◆ DATASET CONTENT

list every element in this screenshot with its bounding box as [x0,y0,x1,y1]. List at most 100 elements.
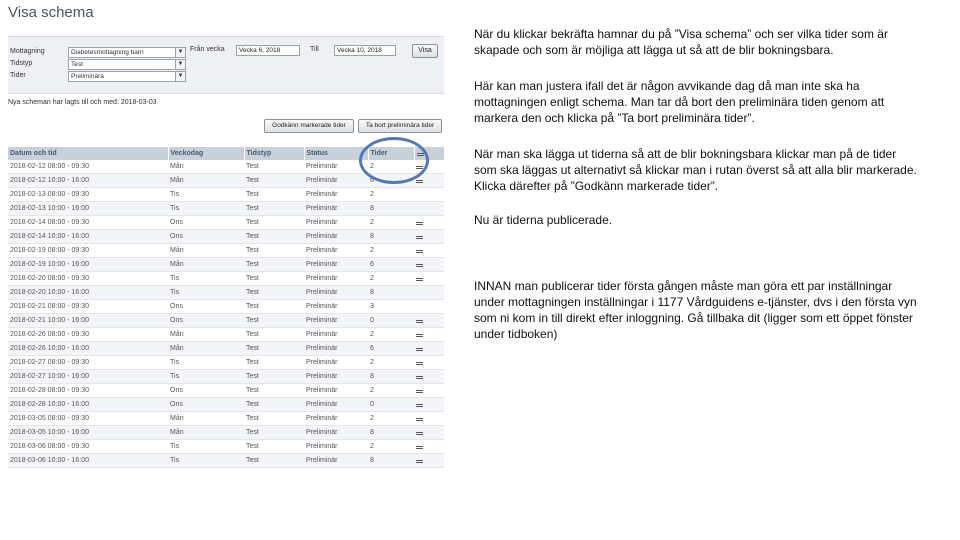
checkbox-icon[interactable] [416,417,423,421]
screenshot-panel: Visa schema Mottagning Diabetesmottagnin… [8,0,446,470]
table-row[interactable]: 2018-02-21 10:00 - 16:00 Ons Test Preliminä… [8,313,444,328]
checkbox-icon[interactable] [416,361,423,365]
table-row[interactable]: 2018-02-14 08:00 - 09:30 Ons Test Preliminä… [8,215,444,230]
row-checkbox[interactable] [414,285,444,300]
cell-veckodag: Tis [168,285,244,300]
row-checkbox[interactable] [414,411,444,426]
row-checkbox[interactable] [414,383,444,398]
cell-datum: 2018-02-27 08:00 - 09:30 [8,355,168,370]
table-row[interactable]: 2018-02-20 10:00 - 16:00 Tis Test Preliminä… [8,285,444,300]
row-checkbox[interactable] [414,215,444,230]
row-checkbox[interactable] [414,425,444,440]
cell-tidstyp: Test [244,355,304,370]
table-row[interactable]: 2018-02-26 10:00 - 16:00 Mån Test Preliminä… [8,341,444,356]
checkbox-icon[interactable] [416,445,423,449]
cell-veckodag: Ons [168,215,244,230]
chevron-down-icon[interactable]: ▼ [175,60,185,69]
chevron-down-icon[interactable]: ▼ [175,72,185,81]
cell-veckodag: Mån [168,341,244,356]
checkbox-icon[interactable] [416,249,423,253]
till-vecka-input[interactable]: Vecka 10, 2018 [334,45,396,56]
cell-tidstyp: Test [244,187,304,202]
instruction-paragraph-4: Nu är tiderna publicerade. [474,213,613,227]
table-row[interactable]: 2018-03-05 10:00 - 16:00 Mån Test Preliminä… [8,425,444,440]
col-header-datum[interactable]: Datum och tid [8,147,169,160]
row-checkbox[interactable] [414,201,444,216]
row-checkbox[interactable] [414,299,444,314]
col-header-tidstyp[interactable]: Tidstyp [244,147,305,160]
cell-veckodag: Mån [168,173,244,188]
row-checkbox[interactable] [414,243,444,258]
table-row[interactable]: 2018-02-13 08:00 - 09:30 Tis Test Preliminä… [8,187,444,202]
cell-veckodag: Tis [168,187,244,202]
approve-selected-button[interactable]: Godkänn markerade tider [264,119,354,133]
row-checkbox[interactable] [414,327,444,342]
row-checkbox[interactable] [414,439,444,454]
table-row[interactable]: 2018-03-06 10:00 - 16:00 Tis Test Preliminä… [8,453,444,468]
col-header-veckodag[interactable]: Veckodag [168,147,245,160]
checkbox-icon[interactable] [416,235,423,239]
tider-select[interactable]: Preliminära ▼ [68,71,186,82]
checkbox-icon[interactable] [416,403,423,407]
saved-schedule-note: Nya scheman har lagts till och med: 2018… [8,99,157,106]
cell-datum: 2018-02-19 10:00 - 16:00 [8,257,168,272]
checkbox-icon[interactable] [416,333,423,337]
table-row[interactable]: 2018-02-27 08:00 - 09:30 Tis Test Preliminä… [8,355,444,370]
table-row[interactable]: 2018-02-26 08:00 - 09:30 Mån Test Preliminä… [8,327,444,342]
cell-status: Preliminär [304,425,368,440]
row-checkbox[interactable] [414,397,444,412]
cell-veckodag: Tis [168,355,244,370]
checkbox-icon[interactable] [416,347,423,351]
fran-vecka-input[interactable]: Vecka 6, 2018 [236,45,300,56]
row-checkbox[interactable] [414,229,444,244]
cell-tider: 2 [368,243,414,258]
remove-preliminary-button[interactable]: Ta bort preliminära tider [358,119,442,133]
cell-veckodag: Mån [168,160,244,174]
table-row[interactable]: 2018-02-20 08:00 - 09:30 Tis Test Preliminä… [8,271,444,286]
page-title: Visa schema [8,4,94,21]
cell-tidstyp: Test [244,439,304,454]
table-row[interactable]: 2018-02-27 10:00 - 16:00 Tis Test Preliminä… [8,369,444,384]
checkbox-icon[interactable] [416,263,423,267]
row-checkbox[interactable] [414,313,444,328]
cell-status: Preliminär [304,243,368,258]
cell-veckodag: Mån [168,327,244,342]
tidstyp-select[interactable]: Test ▼ [68,59,186,70]
cell-datum: 2018-02-19 08:00 - 09:30 [8,243,168,258]
table-row[interactable]: 2018-02-13 10:00 - 16:00 Tis Test Preliminä… [8,201,444,216]
checkbox-icon[interactable] [416,459,423,463]
cell-datum: 2018-02-26 08:00 - 09:30 [8,327,168,342]
row-checkbox[interactable] [414,453,444,468]
mottagning-select[interactable]: Diabetesmottagning barn ▼ [68,47,186,58]
cell-status: Preliminär [304,285,368,300]
table-row[interactable]: 2018-02-21 08:00 - 09:30 Ons Test Preliminä… [8,299,444,314]
table-row[interactable]: 2018-02-19 10:00 - 16:00 Mån Test Preliminä… [8,257,444,272]
table-row[interactable]: 2018-02-28 10:00 - 16:00 Ons Test Preliminä… [8,397,444,412]
checkbox-icon[interactable] [416,277,423,281]
table-row[interactable]: 2018-03-06 08:00 - 09:30 Tis Test Preliminä… [8,439,444,454]
checkbox-icon[interactable] [416,179,423,183]
checkbox-icon[interactable] [416,221,423,225]
checkbox-icon[interactable] [416,431,423,435]
cell-tidstyp: Test [244,173,304,188]
chevron-down-icon[interactable]: ▼ [175,48,185,57]
cell-tidstyp: Test [244,160,304,174]
checkbox-icon[interactable] [416,319,423,323]
cell-status: Preliminär [304,257,368,272]
visa-button[interactable]: Visa [412,44,438,58]
table-row[interactable]: 2018-03-05 08:00 - 09:30 Mån Test Preliminä… [8,411,444,426]
checkbox-icon[interactable] [416,389,423,393]
row-checkbox[interactable] [414,355,444,370]
row-checkbox[interactable] [414,341,444,356]
row-checkbox[interactable] [414,257,444,272]
cell-status: Preliminär [304,215,368,230]
table-row[interactable]: 2018-02-28 08:00 - 09:30 Ons Test Preliminä… [8,383,444,398]
table-row[interactable]: 2018-02-14 10:00 - 16:00 Ons Test Preliminä… [8,229,444,244]
table-row[interactable]: 2018-02-19 08:00 - 09:30 Mån Test Preliminä… [8,243,444,258]
row-checkbox[interactable] [414,369,444,384]
row-checkbox[interactable] [414,271,444,286]
instruction-paragraph-2: Här kan man justera ifall det är någon a… [474,79,885,125]
checkbox-icon[interactable] [416,375,423,379]
row-checkbox[interactable] [414,187,444,202]
cell-status: Preliminär [304,341,368,356]
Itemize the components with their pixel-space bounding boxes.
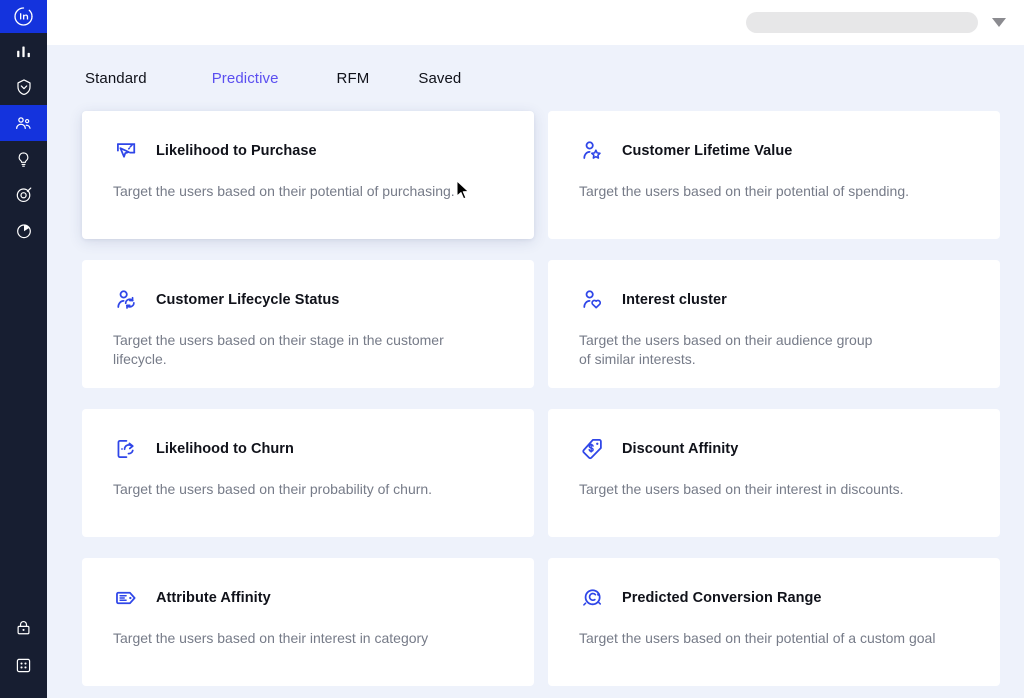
card-title: Likelihood to Purchase	[156, 143, 317, 159]
sidebar-item-reports[interactable]	[0, 213, 47, 249]
card-description: Target the users based on their stage in…	[113, 331, 485, 368]
lock-icon	[15, 619, 32, 636]
target-arrow-icon	[15, 186, 33, 204]
card-discount-affinity[interactable]: Discount Affinity Target the users based…	[548, 409, 1000, 537]
insider-logo-icon	[13, 6, 34, 27]
person-heart-icon	[579, 286, 607, 314]
sidebar-item-insights[interactable]	[0, 141, 47, 177]
sidebar-item-audience[interactable]	[0, 105, 47, 141]
card-title: Interest cluster	[622, 292, 727, 308]
card-description: Target the users based on their potentia…	[113, 182, 485, 201]
card-likelihood-to-churn[interactable]: Likelihood to Churn Target the users bas…	[82, 409, 534, 537]
people-icon	[14, 114, 33, 133]
card-header: Predicted Conversion Range	[579, 584, 970, 612]
card-title: Attribute Affinity	[156, 590, 271, 606]
tab-rfm[interactable]: RFM	[335, 66, 372, 91]
card-title: Customer Lifecycle Status	[156, 292, 339, 308]
card-description: Target the users based on their potentia…	[579, 182, 951, 201]
main-area: Standard Predictive RFM Saved	[47, 0, 1024, 698]
card-title: Customer Lifetime Value	[622, 143, 792, 159]
card-description: Target the users based on their probabil…	[113, 480, 485, 499]
content-panel: Standard Predictive RFM Saved	[47, 45, 1024, 698]
predictive-card-grid: Likelihood to Purchase Target the users …	[82, 111, 1000, 698]
tab-saved[interactable]: Saved	[416, 66, 463, 91]
person-star-icon	[579, 137, 607, 165]
card-title: Discount Affinity	[622, 441, 738, 457]
person-refresh-icon	[113, 286, 141, 314]
card-title: Predicted Conversion Range	[622, 590, 822, 606]
card-header: Attribute Affinity	[113, 584, 504, 612]
sidebar-bottom-group	[0, 608, 47, 698]
target-headset-icon	[579, 584, 607, 612]
apps-grid-icon	[15, 657, 32, 674]
card-attribute-affinity[interactable]: Attribute Affinity Target the users base…	[82, 558, 534, 686]
card-header: Customer Lifecycle Status	[113, 286, 504, 314]
cursor-in-screen-icon	[113, 137, 141, 165]
app-logo[interactable]	[0, 0, 47, 33]
lightbulb-icon	[15, 151, 32, 168]
sidebar-item-campaigns[interactable]	[0, 177, 47, 213]
chevron-down-icon[interactable]	[992, 18, 1006, 27]
tab-predictive[interactable]: Predictive	[210, 66, 281, 91]
card-interest-cluster[interactable]: Interest cluster Target the users based …	[548, 260, 1000, 388]
exit-arrow-icon	[113, 435, 141, 463]
price-tag-dollar-icon	[579, 435, 607, 463]
sidebar	[0, 0, 47, 698]
card-header: Customer Lifetime Value	[579, 137, 970, 165]
shield-check-icon	[15, 78, 33, 96]
card-likelihood-to-purchase[interactable]: Likelihood to Purchase Target the users …	[82, 111, 534, 239]
bar-chart-icon	[15, 43, 32, 60]
tab-bar: Standard Predictive RFM Saved	[82, 45, 1000, 111]
sidebar-item-security[interactable]	[0, 608, 47, 646]
card-customer-lifecycle-status[interactable]: Customer Lifecycle Status Target the use…	[82, 260, 534, 388]
card-description: Target the users based on their interest…	[579, 480, 951, 499]
card-title: Likelihood to Churn	[156, 441, 294, 457]
app-root: Standard Predictive RFM Saved	[0, 0, 1024, 698]
sidebar-item-protect[interactable]	[0, 69, 47, 105]
top-bar	[47, 0, 1024, 45]
tab-standard[interactable]: Standard	[83, 66, 149, 91]
search-input[interactable]	[746, 12, 978, 33]
card-header: Interest cluster	[579, 286, 970, 314]
card-header: Likelihood to Purchase	[113, 137, 504, 165]
card-description: Target the users based on their potentia…	[579, 629, 951, 648]
card-header: Discount Affinity	[579, 435, 970, 463]
card-customer-lifetime-value[interactable]: Customer Lifetime Value Target the users…	[548, 111, 1000, 239]
card-header: Likelihood to Churn	[113, 435, 504, 463]
sidebar-nav-group	[0, 33, 47, 249]
pie-chart-icon	[15, 222, 33, 240]
card-description: Target the users based on their interest…	[113, 629, 485, 648]
card-description: Target the users based on their audience…	[579, 331, 951, 368]
tag-list-icon	[113, 584, 141, 612]
card-predicted-conversion-range[interactable]: Predicted Conversion Range Target the us…	[548, 558, 1000, 686]
sidebar-item-apps[interactable]	[0, 646, 47, 684]
sidebar-item-analytics[interactable]	[0, 33, 47, 69]
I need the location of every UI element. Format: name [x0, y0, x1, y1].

◆ AIM
How many of the lines above contain the string "title"? Reply with the number only.

◆ THE OUTPUT
9